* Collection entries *
-- Begin --

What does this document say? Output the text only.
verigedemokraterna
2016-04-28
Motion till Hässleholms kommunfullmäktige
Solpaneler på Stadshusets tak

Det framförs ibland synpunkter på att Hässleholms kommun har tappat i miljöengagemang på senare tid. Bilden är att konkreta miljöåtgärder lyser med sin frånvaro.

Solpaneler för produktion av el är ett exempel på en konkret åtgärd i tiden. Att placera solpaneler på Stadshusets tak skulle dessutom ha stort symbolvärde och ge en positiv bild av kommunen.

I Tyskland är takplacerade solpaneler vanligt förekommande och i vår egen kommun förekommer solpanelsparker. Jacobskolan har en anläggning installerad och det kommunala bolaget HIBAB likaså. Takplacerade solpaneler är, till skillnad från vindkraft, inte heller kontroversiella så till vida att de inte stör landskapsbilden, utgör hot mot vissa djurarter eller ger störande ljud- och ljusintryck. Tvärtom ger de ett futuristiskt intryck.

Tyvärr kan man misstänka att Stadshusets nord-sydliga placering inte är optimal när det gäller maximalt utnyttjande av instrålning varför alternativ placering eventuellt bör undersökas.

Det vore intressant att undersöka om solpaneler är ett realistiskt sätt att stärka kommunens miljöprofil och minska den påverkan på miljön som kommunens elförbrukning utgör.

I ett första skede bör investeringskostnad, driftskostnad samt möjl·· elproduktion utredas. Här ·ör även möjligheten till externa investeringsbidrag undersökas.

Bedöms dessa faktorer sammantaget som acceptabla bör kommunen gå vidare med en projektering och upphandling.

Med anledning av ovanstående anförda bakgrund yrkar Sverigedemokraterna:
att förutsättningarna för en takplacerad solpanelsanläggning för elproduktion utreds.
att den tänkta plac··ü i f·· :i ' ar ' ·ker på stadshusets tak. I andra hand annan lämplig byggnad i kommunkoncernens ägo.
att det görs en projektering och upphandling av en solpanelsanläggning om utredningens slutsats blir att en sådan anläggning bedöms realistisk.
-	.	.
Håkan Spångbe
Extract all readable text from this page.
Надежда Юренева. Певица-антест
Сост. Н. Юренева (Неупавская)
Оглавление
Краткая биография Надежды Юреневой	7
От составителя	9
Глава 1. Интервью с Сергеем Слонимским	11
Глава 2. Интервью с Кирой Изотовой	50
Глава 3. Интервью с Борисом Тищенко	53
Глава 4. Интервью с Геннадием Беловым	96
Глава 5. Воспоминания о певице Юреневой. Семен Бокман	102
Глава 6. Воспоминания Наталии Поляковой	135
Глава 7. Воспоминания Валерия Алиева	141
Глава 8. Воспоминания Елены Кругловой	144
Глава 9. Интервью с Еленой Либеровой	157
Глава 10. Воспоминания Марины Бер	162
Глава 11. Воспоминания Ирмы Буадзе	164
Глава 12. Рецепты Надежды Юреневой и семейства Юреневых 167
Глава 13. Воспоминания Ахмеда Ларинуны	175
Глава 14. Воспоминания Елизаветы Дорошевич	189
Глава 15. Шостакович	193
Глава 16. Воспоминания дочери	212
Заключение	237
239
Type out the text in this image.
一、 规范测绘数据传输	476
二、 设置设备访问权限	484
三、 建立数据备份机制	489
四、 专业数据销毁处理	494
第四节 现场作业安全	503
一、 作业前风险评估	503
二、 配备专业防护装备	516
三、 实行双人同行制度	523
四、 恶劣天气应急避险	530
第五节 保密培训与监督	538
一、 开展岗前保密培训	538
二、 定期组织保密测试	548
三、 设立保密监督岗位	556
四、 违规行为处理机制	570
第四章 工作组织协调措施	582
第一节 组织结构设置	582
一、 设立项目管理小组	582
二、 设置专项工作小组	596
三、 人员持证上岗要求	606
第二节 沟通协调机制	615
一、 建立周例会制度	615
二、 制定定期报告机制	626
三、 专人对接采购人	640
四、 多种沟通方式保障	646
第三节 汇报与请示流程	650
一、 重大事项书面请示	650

-- End --

* WHAT IS NEEDED *
Give only the number of lines in the preceding material that contain the string "Юренева".

* ANSWER FOR THE TASK *
2